Text shown:
★ ★ ★ ★ ★

This image provided by the Natural History Museum shows a fossil found in Antarctica that belongs to a group of dinosaurs called titanosaurs. (Natural History Museum via AP)
This image provided by the Natural History Museum shows a fossil found in Antarctica that belongs to a group of dinosaurs called titanosaurs. (Natural History Museum via AP)

Scientists have stumbled on a rare dinosaur fossil from Antarctica, tucked away for decades in a drawer.

The bone comes from the tail of a long-necked, plant-eating dinosaur called a titanosaur. Scientists haven't yet identified the species it belongs to.

It was discovered in 1985 during an expedition to Antarctica's James Ross Island and collected by geologist Mike Thomson. Working with the British Antarctic Survey, Thomson was mapping the area's rock layers and collected marine reptile fossils to help with future dating efforts. He recorded the find as a large reptile.

Decades later, paleontologist Mark Evans spotted the bone in the British Antarctic Survey's collections and wondered whether it might be a dinosaur. He and other researchers analyzed the shape of the bone and compared it to other more complete dinosaur remains, confirming their discovery. The findings were published on Monday in the journal Acta Palaeontologica Polonica.

★ ★ ★ ★ ★

Data extract:
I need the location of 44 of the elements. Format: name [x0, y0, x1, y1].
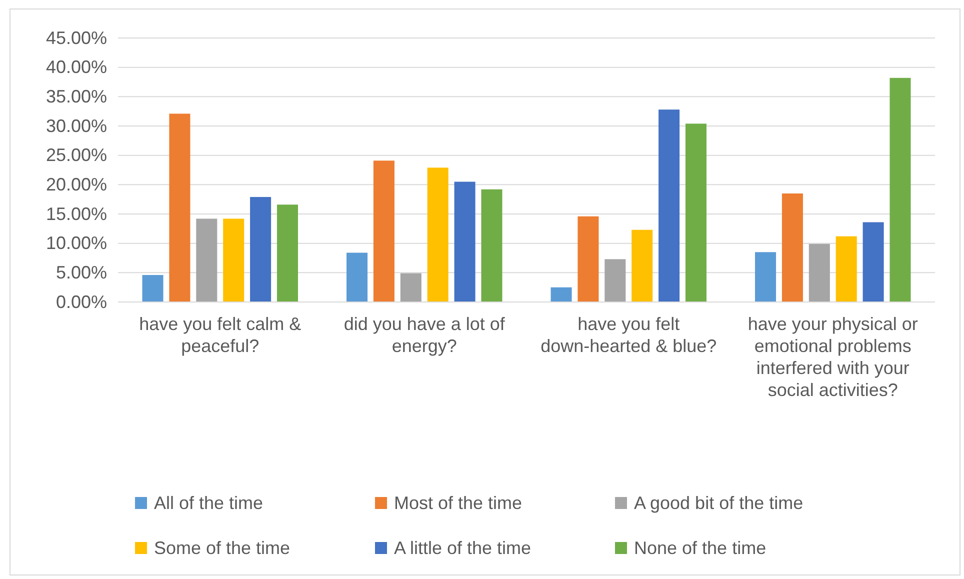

★ ★ ★ ★ ★

Exercise task: Can you write the next few paragraphs of the news article about the titanosaur fossil found in Antarctica, starting after its last sentence?

Response:
Dinosaur fossils are rare to find in Antarctica because of the unforgiving ice caps. But millions of years ago, when this dinosaur lived, the region was populated by lush forests — a “rather different and much more hospitable place than we think of today,” said study co-author Paul Barrett with the Natural History Museum in London.

At about 23 feet (7 meters) long, the dinosaur was small for its group and may have been young when it died. Scientists don't know how the creature met its end, but they think its body floated away from the coast and sank to the sea floor, becoming fossilized in marine rock.

Technology has come a long way since the dinosaur tail bone was first found, allowing researchers to peer inside bones and gain even more detailed information about ancient creatures. Thomson died in 2020 before the fossil was identified as belonging to a dinosaur.

“If he were still with us, he would be delighted to know what this was,” Evans, a study co-author, said.